### Stated exercise
Output all of the data below exactly as given.

--- BEGIN Record set ---

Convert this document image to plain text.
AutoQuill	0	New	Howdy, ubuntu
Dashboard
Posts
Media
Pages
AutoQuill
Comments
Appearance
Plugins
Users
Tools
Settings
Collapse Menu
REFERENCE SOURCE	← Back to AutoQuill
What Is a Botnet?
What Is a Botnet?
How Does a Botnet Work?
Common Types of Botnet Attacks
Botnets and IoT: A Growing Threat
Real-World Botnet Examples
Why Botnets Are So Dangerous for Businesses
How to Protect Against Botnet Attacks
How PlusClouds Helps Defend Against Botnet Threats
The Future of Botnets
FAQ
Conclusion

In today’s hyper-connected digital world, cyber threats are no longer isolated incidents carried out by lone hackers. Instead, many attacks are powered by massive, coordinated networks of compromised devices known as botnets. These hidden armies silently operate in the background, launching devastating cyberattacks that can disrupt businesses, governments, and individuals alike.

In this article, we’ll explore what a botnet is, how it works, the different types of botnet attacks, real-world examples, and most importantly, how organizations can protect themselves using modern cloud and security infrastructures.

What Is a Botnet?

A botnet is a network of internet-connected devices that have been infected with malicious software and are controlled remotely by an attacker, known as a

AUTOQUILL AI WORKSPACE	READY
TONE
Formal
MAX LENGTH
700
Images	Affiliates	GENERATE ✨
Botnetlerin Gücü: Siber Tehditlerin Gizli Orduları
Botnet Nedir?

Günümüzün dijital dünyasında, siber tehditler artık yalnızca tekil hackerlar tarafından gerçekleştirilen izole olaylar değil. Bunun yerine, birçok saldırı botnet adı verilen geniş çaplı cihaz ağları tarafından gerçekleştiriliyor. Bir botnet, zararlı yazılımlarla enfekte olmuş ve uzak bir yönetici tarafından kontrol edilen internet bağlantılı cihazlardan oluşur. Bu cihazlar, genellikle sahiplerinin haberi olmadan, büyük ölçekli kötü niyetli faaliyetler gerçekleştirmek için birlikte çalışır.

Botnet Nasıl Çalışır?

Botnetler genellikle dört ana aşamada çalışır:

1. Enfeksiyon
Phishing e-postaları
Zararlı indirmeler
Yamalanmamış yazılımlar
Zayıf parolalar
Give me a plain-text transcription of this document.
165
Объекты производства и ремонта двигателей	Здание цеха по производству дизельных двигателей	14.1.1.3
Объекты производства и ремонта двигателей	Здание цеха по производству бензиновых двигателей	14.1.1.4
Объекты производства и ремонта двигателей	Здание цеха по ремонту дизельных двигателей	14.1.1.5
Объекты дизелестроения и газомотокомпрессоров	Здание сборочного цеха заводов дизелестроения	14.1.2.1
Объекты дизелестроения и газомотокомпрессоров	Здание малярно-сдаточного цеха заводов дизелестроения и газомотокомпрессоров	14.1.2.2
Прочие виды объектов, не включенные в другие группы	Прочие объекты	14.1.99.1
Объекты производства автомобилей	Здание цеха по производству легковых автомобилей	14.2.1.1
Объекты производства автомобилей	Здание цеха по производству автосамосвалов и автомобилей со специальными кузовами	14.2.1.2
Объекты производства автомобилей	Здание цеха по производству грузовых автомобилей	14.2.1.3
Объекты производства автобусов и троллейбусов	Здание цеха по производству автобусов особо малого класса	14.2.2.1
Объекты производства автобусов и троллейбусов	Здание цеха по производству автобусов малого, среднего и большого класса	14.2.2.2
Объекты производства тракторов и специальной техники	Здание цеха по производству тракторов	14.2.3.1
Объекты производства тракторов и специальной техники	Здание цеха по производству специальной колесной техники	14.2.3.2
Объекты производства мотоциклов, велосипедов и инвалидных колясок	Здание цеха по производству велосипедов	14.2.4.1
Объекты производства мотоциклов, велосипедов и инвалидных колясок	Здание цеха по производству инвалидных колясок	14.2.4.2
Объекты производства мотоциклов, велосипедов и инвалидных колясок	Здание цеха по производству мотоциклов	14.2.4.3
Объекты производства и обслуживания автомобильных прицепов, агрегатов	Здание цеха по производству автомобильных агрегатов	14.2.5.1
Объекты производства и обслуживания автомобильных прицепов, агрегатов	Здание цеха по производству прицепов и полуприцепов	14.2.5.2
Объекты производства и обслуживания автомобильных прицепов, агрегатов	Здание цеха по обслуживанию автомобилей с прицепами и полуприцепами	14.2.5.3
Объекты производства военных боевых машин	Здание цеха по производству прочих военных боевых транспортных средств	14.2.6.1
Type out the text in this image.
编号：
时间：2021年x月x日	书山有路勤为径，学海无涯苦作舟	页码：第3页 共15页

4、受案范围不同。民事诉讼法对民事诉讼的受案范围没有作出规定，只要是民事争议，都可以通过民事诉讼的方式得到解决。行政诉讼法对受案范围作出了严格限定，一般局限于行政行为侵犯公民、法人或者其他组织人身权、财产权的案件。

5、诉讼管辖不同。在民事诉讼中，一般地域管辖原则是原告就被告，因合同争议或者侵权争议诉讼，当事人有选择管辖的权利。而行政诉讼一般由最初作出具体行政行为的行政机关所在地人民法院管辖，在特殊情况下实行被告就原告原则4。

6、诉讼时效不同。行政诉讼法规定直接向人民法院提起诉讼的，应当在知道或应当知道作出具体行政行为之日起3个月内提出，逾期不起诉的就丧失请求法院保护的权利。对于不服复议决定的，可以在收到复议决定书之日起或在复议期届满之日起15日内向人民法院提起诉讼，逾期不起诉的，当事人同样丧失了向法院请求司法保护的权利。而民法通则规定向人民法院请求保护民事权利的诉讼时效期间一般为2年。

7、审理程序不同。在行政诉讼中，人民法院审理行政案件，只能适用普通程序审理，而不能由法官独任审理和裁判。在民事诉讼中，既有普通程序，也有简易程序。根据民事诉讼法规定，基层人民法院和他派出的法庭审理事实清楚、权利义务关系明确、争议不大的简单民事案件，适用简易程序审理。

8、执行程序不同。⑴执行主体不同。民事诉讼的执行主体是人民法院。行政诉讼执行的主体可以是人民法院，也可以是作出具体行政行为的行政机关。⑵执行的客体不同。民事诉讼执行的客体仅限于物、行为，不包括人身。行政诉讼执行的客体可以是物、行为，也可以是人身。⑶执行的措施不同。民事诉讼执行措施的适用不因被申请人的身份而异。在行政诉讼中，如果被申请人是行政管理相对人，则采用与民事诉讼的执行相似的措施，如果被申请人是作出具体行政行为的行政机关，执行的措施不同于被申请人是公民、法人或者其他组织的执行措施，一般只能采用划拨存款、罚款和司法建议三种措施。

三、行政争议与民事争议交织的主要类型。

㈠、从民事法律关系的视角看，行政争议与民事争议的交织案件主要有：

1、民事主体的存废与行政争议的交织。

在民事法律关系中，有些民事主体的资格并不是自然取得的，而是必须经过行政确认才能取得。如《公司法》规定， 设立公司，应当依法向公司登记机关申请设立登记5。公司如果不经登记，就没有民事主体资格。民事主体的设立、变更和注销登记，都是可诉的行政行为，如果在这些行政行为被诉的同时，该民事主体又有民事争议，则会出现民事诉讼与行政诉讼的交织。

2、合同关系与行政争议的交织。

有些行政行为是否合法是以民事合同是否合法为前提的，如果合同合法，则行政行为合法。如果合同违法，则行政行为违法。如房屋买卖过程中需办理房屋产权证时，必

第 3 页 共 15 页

--- END Record set ---

### Result below
Convert this document image to plain text.
AutoQuill	0	New	Howdy, ubuntu
Dashboard
Posts
Media
Pages
AutoQuill
Comments
Appearance
Plugins
Users
Tools
Settings
Collapse Menu
REFERENCE SOURCE	← Back to AutoQuill
What Is a Botnet?
What Is a Botnet?
How Does a Botnet Work?
Common Types of Botnet Attacks
Botnets and IoT: A Growing Threat
Real-World Botnet Examples
Why Botnets Are So Dangerous for Businesses
How to Protect Against Botnet Attacks
How PlusClouds Helps Defend Against Botnet Threats
The Future of Botnets
FAQ
Conclusion

In today’s hyper-connected digital world, cyber threats are no longer isolated incidents carried out by lone hackers. Instead, many attacks are powered by massive, coordinated networks of compromised devices known as botnets. These hidden armies silently operate in the background, launching devastating cyberattacks that can disrupt businesses, governments, and individuals alike.

In this article, we’ll explore what a botnet is, how it works, the different types of botnet attacks, real-world examples, and most importantly, how organizations can protect themselves using modern cloud and security infrastructures.

What Is a Botnet?

A botnet is a network of internet-connected devices that have been infected with malicious software and are controlled remotely by an attacker, known as a

AUTOQUILL AI WORKSPACE	READY
TONE
Formal
MAX LENGTH
700
Images	Affiliates	GENERATE ✨
Botnetlerin Gücü: Siber Tehditlerin Gizli Orduları
Botnet Nedir?

Günümüzün dijital dünyasında, siber tehditler artık yalnızca tekil hackerlar tarafından gerçekleştirilen izole olaylar değil. Bunun yerine, birçok saldırı botnet adı verilen geniş çaplı cihaz ağları tarafından gerçekleştiriliyor. Bir botnet, zararlı yazılımlarla enfekte olmuş ve uzak bir yönetici tarafından kontrol edilen internet bağlantılı cihazlardan oluşur. Bu cihazlar, genellikle sahiplerinin haberi olmadan, büyük ölçekli kötü niyetli faaliyetler gerçekleştirmek için birlikte çalışır.

Botnet Nasıl Çalışır?

Botnetler genellikle dört ana aşamada çalışır:

1. Enfeksiyon
Phishing e-postaları
Zararlı indirmeler
Yamalanmamış yazılımlar
Zayıf parolalar
Give me a plain-text transcription of this document.
165
Объекты производства и ремонта двигателей	Здание цеха по производству дизельных двигателей	14.1.1.3
Объекты производства и ремонта двигателей	Здание цеха по производству бензиновых двигателей	14.1.1.4
Объекты производства и ремонта двигателей	Здание цеха по ремонту дизельных двигателей	14.1.1.5
Объекты дизелестроения и газомотокомпрессоров	Здание сборочного цеха заводов дизелестроения	14.1.2.1
Объекты дизелестроения и газомотокомпрессоров	Здание малярно-сдаточного цеха заводов дизелестроения и газомотокомпрессоров	14.1.2.2
Прочие виды объектов, не включенные в другие группы	Прочие объекты	14.1.99.1
Объекты производства автомобилей	Здание цеха по производству легковых автомобилей	14.2.1.1
Объекты производства автомобилей	Здание цеха по производству автосамосвалов и автомобилей со специальными кузовами	14.2.1.2
Объекты производства автомобилей	Здание цеха по производству грузовых автомобилей	14.2.1.3
Объекты производства автобусов и троллейбусов	Здание цеха по производству автобусов особо малого класса	14.2.2.1
Объекты производства автобусов и троллейбусов	Здание цеха по производству автобусов малого, среднего и большого класса	14.2.2.2
Объекты производства тракторов и специальной техники	Здание цеха по производству тракторов	14.2.3.1
Объекты производства тракторов и специальной техники	Здание цеха по производству специальной колесной техники	14.2.3.2
Объекты производства мотоциклов, велосипедов и инвалидных колясок	Здание цеха по производству велосипедов	14.2.4.1
Объекты производства мотоциклов, велосипедов и инвалидных колясок	Здание цеха по производству инвалидных колясок	14.2.4.2
Объекты производства мотоциклов, велосипедов и инвалидных колясок	Здание цеха по производству мотоциклов	14.2.4.3
Объекты производства и обслуживания автомобильных прицепов, агрегатов	Здание цеха по производству автомобильных агрегатов	14.2.5.1
Объекты производства и обслуживания автомобильных прицепов, агрегатов	Здание цеха по производству прицепов и полуприцепов	14.2.5.2
Объекты производства и обслуживания автомобильных прицепов, агрегатов	Здание цеха по обслуживанию автомобилей с прицепами и полуприцепами	14.2.5.3
Объекты производства военных боевых машин	Здание цеха по производству прочих военных боевых транспортных средств	14.2.6.1
Type out the text in this image.
编号：
时间：2021年x月x日	书山有路勤为径，学海无涯苦作舟	页码：第3页 共15页

4、受案范围不同。民事诉讼法对民事诉讼的受案范围没有作出规定，只要是民事争议，都可以通过民事诉讼的方式得到解决。行政诉讼法对受案范围作出了严格限定，一般局限于行政行为侵犯公民、法人或者其他组织人身权、财产权的案件。

5、诉讼管辖不同。在民事诉讼中，一般地域管辖原则是原告就被告，因合同争议或者侵权争议诉讼，当事人有选择管辖的权利。而行政诉讼一般由最初作出具体行政行为的行政机关所在地人民法院管辖，在特殊情况下实行被告就原告原则4。

6、诉讼时效不同。行政诉讼法规定直接向人民法院提起诉讼的，应当在知道或应当知道作出具体行政行为之日起3个月内提出，逾期不起诉的就丧失请求法院保护的权利。对于不服复议决定的，可以在收到复议决定书之日起或在复议期届满之日起15日内向人民法院提起诉讼，逾期不起诉的，当事人同样丧失了向法院请求司法保护的权利。而民法通则规定向人民法院请求保护民事权利的诉讼时效期间一般为2年。

7、审理程序不同。在行政诉讼中，人民法院审理行政案件，只能适用普通程序审理，而不能由法官独任审理和裁判。在民事诉讼中，既有普通程序，也有简易程序。根据民事诉讼法规定，基层人民法院和他派出的法庭审理事实清楚、权利义务关系明确、争议不大的简单民事案件，适用简易程序审理。

8、执行程序不同。⑴执行主体不同。民事诉讼的执行主体是人民法院。行政诉讼执行的主体可以是人民法院，也可以是作出具体行政行为的行政机关。⑵执行的客体不同。民事诉讼执行的客体仅限于物、行为，不包括人身。行政诉讼执行的客体可以是物、行为，也可以是人身。⑶执行的措施不同。民事诉讼执行措施的适用不因被申请人的身份而异。在行政诉讼中，如果被申请人是行政管理相对人，则采用与民事诉讼的执行相似的措施，如果被申请人是作出具体行政行为的行政机关，执行的措施不同于被申请人是公民、法人或者其他组织的执行措施，一般只能采用划拨存款、罚款和司法建议三种措施。

三、行政争议与民事争议交织的主要类型。

㈠、从民事法律关系的视角看，行政争议与民事争议的交织案件主要有：

1、民事主体的存废与行政争议的交织。

在民事法律关系中，有些民事主体的资格并不是自然取得的，而是必须经过行政确认才能取得。如《公司法》规定， 设立公司，应当依法向公司登记机关申请设立登记5。公司如果不经登记，就没有民事主体资格。民事主体的设立、变更和注销登记，都是可诉的行政行为，如果在这些行政行为被诉的同时，该民事主体又有民事争议，则会出现民事诉讼与行政诉讼的交织。

2、合同关系与行政争议的交织。

有些行政行为是否合法是以民事合同是否合法为前提的，如果合同合法，则行政行为合法。如果合同违法，则行政行为违法。如房屋买卖过程中需办理房屋产权证时，必

第 3 页 共 15 页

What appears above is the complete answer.